[[ Provided text, beginning ]]

What we said is what we meant. We are going to drive that kind of growth. It is doable if you do some acquisitions to supplement your organic growth. We will articulate this clearly in the next four to six weeks. The whole planning process this year is a two- or three-hour discussion with each customer engagement manager. There are 66 of them. Seventy per cent of the plan is really working with the person at the grassroots level in the field.What does the industry look like in 2012/13? Do you have any early visibility in your dialogue with customers?
It looks better than what the macroeconomics are. The reason is that the India story has got very high legitimacy now. We are giving value for money. The customer is willing to spend on technology. In terms of the CEO budget, technology is high on his priority. He is willing to spend what he spent last year or more if he gets value. So I think the industry growth rates next year will not be very different from this year except India. The country is a function of our leadership making decisions. So we are feeling comfortable. We are willing to bet on high growth rates next year and commit resources up front. We are hiring resources now; otherwise how can we get the growth next year?There is a significant amount of philanthropy that you do. What would you want the world to remember Azim Premji as? How does this giving come about?

[[ Provided text, end ]]
[[ Stored data, beginning ]]

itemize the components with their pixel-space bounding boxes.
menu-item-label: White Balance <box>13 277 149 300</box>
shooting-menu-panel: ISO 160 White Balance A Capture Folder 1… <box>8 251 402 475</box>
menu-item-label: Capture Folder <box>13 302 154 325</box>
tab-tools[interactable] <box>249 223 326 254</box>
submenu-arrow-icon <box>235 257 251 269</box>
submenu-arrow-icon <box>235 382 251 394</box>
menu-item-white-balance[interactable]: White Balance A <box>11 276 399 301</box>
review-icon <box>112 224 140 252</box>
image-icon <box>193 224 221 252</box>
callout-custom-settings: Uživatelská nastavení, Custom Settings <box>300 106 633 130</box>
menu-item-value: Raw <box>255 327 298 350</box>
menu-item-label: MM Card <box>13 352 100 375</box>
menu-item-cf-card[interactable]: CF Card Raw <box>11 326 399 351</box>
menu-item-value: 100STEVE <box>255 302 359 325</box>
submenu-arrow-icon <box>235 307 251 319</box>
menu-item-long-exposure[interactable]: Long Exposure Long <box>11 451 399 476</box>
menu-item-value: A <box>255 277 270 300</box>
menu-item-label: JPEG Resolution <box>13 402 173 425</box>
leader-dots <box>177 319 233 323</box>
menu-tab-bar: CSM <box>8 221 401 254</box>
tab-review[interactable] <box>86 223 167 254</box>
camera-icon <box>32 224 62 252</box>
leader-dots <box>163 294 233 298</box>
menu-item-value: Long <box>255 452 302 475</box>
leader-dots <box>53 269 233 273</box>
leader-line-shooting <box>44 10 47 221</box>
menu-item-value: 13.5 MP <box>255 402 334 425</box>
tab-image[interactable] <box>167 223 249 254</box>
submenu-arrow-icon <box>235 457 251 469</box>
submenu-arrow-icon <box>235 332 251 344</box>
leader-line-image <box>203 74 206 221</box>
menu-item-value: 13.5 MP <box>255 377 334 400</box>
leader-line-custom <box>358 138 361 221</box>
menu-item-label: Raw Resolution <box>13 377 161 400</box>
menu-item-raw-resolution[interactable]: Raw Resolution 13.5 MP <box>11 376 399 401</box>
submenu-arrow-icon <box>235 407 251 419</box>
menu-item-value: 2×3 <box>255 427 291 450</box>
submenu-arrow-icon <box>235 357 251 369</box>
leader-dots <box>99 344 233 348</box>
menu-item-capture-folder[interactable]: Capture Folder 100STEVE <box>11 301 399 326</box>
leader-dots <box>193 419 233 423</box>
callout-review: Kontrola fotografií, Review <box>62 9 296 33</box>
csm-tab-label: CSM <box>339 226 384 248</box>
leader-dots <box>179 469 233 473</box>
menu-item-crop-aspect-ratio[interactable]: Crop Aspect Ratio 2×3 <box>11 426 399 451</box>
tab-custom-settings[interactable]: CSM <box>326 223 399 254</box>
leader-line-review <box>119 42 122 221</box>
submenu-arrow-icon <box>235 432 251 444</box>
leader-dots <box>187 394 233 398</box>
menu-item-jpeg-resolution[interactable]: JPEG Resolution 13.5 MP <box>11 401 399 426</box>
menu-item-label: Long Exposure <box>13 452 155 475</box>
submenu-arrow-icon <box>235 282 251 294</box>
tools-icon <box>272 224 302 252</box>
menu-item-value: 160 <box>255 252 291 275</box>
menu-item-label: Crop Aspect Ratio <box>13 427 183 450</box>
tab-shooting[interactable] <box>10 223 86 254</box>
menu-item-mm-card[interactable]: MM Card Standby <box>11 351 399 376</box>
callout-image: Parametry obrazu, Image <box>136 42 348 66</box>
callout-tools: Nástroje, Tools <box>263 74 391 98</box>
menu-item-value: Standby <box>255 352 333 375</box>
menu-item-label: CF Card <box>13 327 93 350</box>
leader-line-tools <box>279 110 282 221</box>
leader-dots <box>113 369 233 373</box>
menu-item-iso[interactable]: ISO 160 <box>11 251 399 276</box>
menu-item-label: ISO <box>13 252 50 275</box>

[[ Stored data, end ]]

> _Directions for this task_
Reproduce everything in the interview text above, from "It looks better" down to "giving come about?".

> _Response to the task_
It looks better than what the macroeconomics are. The reason is that the India story has got very high legitimacy now. We are giving value for money. The customer is willing to spend on technology. In terms of the CEO budget, technology is high on his priority. He is willing to spend what he spent last year or more if he gets value. So I think the industry growth rates next year will not be very different from this year except India. The country is a function of our leadership making decisions. So we are feeling comfortable. We are willing to bet on high growth rates next year and commit resources up front. We are hiring resources now; otherwise how can we get the growth next year?There is a significant amount of philanthropy that you do. What would you want the world to remember Azim Premji as? How does this giving come about?